#### [Records from a dataset]
········
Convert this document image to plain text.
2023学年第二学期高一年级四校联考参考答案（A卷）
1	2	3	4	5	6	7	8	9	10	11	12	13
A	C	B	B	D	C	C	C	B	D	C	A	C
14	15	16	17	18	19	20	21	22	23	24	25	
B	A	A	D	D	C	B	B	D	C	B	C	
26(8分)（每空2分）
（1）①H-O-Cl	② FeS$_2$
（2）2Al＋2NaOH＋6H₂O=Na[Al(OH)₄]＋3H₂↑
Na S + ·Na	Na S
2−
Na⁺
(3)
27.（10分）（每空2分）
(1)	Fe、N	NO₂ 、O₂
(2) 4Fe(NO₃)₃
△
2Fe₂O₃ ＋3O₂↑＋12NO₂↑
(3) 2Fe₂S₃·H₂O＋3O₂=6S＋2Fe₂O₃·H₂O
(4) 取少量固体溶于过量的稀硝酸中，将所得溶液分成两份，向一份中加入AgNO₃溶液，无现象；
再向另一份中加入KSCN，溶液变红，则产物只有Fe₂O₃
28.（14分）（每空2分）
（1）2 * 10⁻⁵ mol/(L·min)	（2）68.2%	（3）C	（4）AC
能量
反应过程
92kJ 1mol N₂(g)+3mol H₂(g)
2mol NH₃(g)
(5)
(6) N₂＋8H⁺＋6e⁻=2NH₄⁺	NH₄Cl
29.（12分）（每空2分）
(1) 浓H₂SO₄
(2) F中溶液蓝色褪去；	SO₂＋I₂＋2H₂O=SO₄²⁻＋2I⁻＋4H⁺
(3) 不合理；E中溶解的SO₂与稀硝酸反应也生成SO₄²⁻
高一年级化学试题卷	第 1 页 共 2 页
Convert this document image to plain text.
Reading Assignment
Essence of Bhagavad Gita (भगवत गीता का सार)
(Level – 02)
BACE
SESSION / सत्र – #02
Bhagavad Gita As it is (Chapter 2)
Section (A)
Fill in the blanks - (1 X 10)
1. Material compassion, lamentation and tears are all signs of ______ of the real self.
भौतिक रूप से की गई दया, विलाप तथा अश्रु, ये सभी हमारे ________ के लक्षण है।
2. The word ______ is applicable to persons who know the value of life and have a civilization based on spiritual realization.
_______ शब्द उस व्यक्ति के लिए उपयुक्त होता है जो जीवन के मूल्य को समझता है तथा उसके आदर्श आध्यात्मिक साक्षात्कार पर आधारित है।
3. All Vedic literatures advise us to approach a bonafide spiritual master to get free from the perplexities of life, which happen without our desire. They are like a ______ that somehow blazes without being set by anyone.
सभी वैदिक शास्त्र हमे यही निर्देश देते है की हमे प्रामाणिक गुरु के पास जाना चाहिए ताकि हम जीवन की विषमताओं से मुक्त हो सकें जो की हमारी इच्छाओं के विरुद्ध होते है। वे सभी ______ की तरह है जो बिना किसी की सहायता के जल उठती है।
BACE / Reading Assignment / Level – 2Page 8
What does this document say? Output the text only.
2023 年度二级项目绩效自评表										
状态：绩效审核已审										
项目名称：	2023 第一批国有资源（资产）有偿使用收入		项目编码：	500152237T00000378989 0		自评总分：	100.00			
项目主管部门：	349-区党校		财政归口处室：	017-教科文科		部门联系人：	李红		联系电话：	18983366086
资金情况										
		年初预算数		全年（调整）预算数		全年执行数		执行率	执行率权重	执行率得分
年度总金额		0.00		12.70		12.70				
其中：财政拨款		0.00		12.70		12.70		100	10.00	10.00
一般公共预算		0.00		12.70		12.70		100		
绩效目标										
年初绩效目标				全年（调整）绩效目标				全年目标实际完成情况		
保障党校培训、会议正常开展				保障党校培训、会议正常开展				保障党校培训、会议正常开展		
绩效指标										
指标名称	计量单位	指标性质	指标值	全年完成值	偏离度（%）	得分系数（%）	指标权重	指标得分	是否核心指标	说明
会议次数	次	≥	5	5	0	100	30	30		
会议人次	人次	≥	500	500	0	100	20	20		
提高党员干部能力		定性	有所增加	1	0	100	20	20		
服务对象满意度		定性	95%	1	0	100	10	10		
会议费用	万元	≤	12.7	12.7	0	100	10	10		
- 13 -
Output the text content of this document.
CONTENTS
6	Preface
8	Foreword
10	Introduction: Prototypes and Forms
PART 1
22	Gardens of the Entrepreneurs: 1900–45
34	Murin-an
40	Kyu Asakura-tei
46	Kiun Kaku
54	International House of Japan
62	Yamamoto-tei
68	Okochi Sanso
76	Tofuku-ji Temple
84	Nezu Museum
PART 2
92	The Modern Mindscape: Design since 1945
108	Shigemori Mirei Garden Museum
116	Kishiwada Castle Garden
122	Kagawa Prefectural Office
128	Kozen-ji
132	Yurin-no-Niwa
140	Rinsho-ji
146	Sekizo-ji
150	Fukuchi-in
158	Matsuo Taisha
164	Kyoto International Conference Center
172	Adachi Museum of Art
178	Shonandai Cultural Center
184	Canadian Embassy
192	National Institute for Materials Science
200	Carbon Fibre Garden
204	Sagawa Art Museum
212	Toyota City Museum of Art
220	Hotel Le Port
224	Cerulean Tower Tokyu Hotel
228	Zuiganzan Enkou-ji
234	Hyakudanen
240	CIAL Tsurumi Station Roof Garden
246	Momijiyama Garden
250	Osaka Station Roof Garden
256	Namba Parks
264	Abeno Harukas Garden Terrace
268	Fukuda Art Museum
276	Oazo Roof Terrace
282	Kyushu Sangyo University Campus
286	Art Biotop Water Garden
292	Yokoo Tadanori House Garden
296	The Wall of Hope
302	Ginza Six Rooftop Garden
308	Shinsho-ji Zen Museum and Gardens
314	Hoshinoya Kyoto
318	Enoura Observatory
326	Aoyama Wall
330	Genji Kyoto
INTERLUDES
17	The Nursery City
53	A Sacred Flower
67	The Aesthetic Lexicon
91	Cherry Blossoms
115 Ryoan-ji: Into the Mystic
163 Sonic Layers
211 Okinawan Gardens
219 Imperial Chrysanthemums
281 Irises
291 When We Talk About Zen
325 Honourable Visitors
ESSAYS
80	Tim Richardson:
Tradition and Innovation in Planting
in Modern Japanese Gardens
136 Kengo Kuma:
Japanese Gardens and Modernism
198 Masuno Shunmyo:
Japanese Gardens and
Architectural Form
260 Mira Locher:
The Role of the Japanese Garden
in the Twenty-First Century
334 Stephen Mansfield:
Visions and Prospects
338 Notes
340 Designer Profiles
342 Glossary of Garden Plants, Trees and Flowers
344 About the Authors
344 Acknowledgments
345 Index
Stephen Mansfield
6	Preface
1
········
#### [EXERCISE DIRECTIONS]
Copy out the material above in its entirety. Every detail must match.

#### [WORKED SOLUTION]
Convert this document image to plain text.
2023学年第二学期高一年级四校联考参考答案（A卷）
1	2	3	4	5	6	7	8	9	10	11	12	13
A	C	B	B	D	C	C	C	B	D	C	A	C
14	15	16	17	18	19	20	21	22	23	24	25	
B	A	A	D	D	C	B	B	D	C	B	C	
26(8分)（每空2分）
（1）①H-O-Cl	② FeS$_2$
（2）2Al＋2NaOH＋6H₂O=Na[Al(OH)₄]＋3H₂↑
Na S + ·Na	Na S
2−
Na⁺
(3)
27.（10分）（每空2分）
(1)	Fe、N	NO₂ 、O₂
(2) 4Fe(NO₃)₃
△
2Fe₂O₃ ＋3O₂↑＋12NO₂↑
(3) 2Fe₂S₃·H₂O＋3O₂=6S＋2Fe₂O₃·H₂O
(4) 取少量固体溶于过量的稀硝酸中，将所得溶液分成两份，向一份中加入AgNO₃溶液，无现象；
再向另一份中加入KSCN，溶液变红，则产物只有Fe₂O₃
28.（14分）（每空2分）
（1）2 * 10⁻⁵ mol/(L·min)	（2）68.2%	（3）C	（4）AC
能量
反应过程
92kJ 1mol N₂(g)+3mol H₂(g)
2mol NH₃(g)
(5)
(6) N₂＋8H⁺＋6e⁻=2NH₄⁺	NH₄Cl
29.（12分）（每空2分）
(1) 浓H₂SO₄
(2) F中溶液蓝色褪去；	SO₂＋I₂＋2H₂O=SO₄²⁻＋2I⁻＋4H⁺
(3) 不合理；E中溶解的SO₂与稀硝酸反应也生成SO₄²⁻
高一年级化学试题卷	第 1 页 共 2 页
Convert this document image to plain text.
Reading Assignment
Essence of Bhagavad Gita (भगवत गीता का सार)
(Level – 02)
BACE
SESSION / सत्र – #02
Bhagavad Gita As it is (Chapter 2)
Section (A)
Fill in the blanks - (1 X 10)
1. Material compassion, lamentation and tears are all signs of ______ of the real self.
भौतिक रूप से की गई दया, विलाप तथा अश्रु, ये सभी हमारे ________ के लक्षण है।
2. The word ______ is applicable to persons who know the value of life and have a civilization based on spiritual realization.
_______ शब्द उस व्यक्ति के लिए उपयुक्त होता है जो जीवन के मूल्य को समझता है तथा उसके आदर्श आध्यात्मिक साक्षात्कार पर आधारित है।
3. All Vedic literatures advise us to approach a bonafide spiritual master to get free from the perplexities of life, which happen without our desire. They are like a ______ that somehow blazes without being set by anyone.
सभी वैदिक शास्त्र हमे यही निर्देश देते है की हमे प्रामाणिक गुरु के पास जाना चाहिए ताकि हम जीवन की विषमताओं से मुक्त हो सकें जो की हमारी इच्छाओं के विरुद्ध होते है। वे सभी ______ की तरह है जो बिना किसी की सहायता के जल उठती है।
BACE / Reading Assignment / Level – 2Page 8
What does this document say? Output the text only.
2023 年度二级项目绩效自评表										
状态：绩效审核已审										
项目名称：	2023 第一批国有资源（资产）有偿使用收入		项目编码：	500152237T00000378989 0		自评总分：	100.00			
项目主管部门：	349-区党校		财政归口处室：	017-教科文科		部门联系人：	李红		联系电话：	18983366086
资金情况										
		年初预算数		全年（调整）预算数		全年执行数		执行率	执行率权重	执行率得分
年度总金额		0.00		12.70		12.70				
其中：财政拨款		0.00		12.70		12.70		100	10.00	10.00
一般公共预算		0.00		12.70		12.70		100		
绩效目标										
年初绩效目标				全年（调整）绩效目标				全年目标实际完成情况		
保障党校培训、会议正常开展				保障党校培训、会议正常开展				保障党校培训、会议正常开展		
绩效指标										
指标名称	计量单位	指标性质	指标值	全年完成值	偏离度（%）	得分系数（%）	指标权重	指标得分	是否核心指标	说明
会议次数	次	≥	5	5	0	100	30	30		
会议人次	人次	≥	500	500	0	100	20	20		
提高党员干部能力		定性	有所增加	1	0	100	20	20		
服务对象满意度		定性	95%	1	0	100	10	10		
会议费用	万元	≤	12.7	12.7	0	100	10	10		
- 13 -
Output the text content of this document.
CONTENTS
6	Preface
8	Foreword
10	Introduction: Prototypes and Forms
PART 1
22	Gardens of the Entrepreneurs: 1900–45
34	Murin-an
40	Kyu Asakura-tei
46	Kiun Kaku
54	International House of Japan
62	Yamamoto-tei
68	Okochi Sanso
76	Tofuku-ji Temple
84	Nezu Museum
PART 2
92	The Modern Mindscape: Design since 1945
108	Shigemori Mirei Garden Museum
116	Kishiwada Castle Garden
122	Kagawa Prefectural Office
128	Kozen-ji
132	Yurin-no-Niwa
140	Rinsho-ji
146	Sekizo-ji
150	Fukuchi-in
158	Matsuo Taisha
164	Kyoto International Conference Center
172	Adachi Museum of Art
178	Shonandai Cultural Center
184	Canadian Embassy
192	National Institute for Materials Science
200	Carbon Fibre Garden
204	Sagawa Art Museum
212	Toyota City Museum of Art
220	Hotel Le Port
224	Cerulean Tower Tokyu Hotel
228	Zuiganzan Enkou-ji
234	Hyakudanen
240	CIAL Tsurumi Station Roof Garden
246	Momijiyama Garden
250	Osaka Station Roof Garden
256	Namba Parks
264	Abeno Harukas Garden Terrace
268	Fukuda Art Museum
276	Oazo Roof Terrace
282	Kyushu Sangyo University Campus
286	Art Biotop Water Garden
292	Yokoo Tadanori House Garden
296	The Wall of Hope
302	Ginza Six Rooftop Garden
308	Shinsho-ji Zen Museum and Gardens
314	Hoshinoya Kyoto
318	Enoura Observatory
326	Aoyama Wall
330	Genji Kyoto
INTERLUDES
17	The Nursery City
53	A Sacred Flower
67	The Aesthetic Lexicon
91	Cherry Blossoms
115 Ryoan-ji: Into the Mystic
163 Sonic Layers
211 Okinawan Gardens
219 Imperial Chrysanthemums
281 Irises
291 When We Talk About Zen
325 Honourable Visitors
ESSAYS
80	Tim Richardson:
Tradition and Innovation in Planting
in Modern Japanese Gardens
136 Kengo Kuma:
Japanese Gardens and Modernism
198 Masuno Shunmyo:
Japanese Gardens and
Architectural Form
260 Mira Locher:
The Role of the Japanese Garden
in the Twenty-First Century
334 Stephen Mansfield:
Visions and Prospects
338 Notes
340 Designer Profiles
342 Glossary of Garden Plants, Trees and Flowers
344 About the Authors
344 Acknowledgments
345 Index
Stephen Mansfield
6	Preface
1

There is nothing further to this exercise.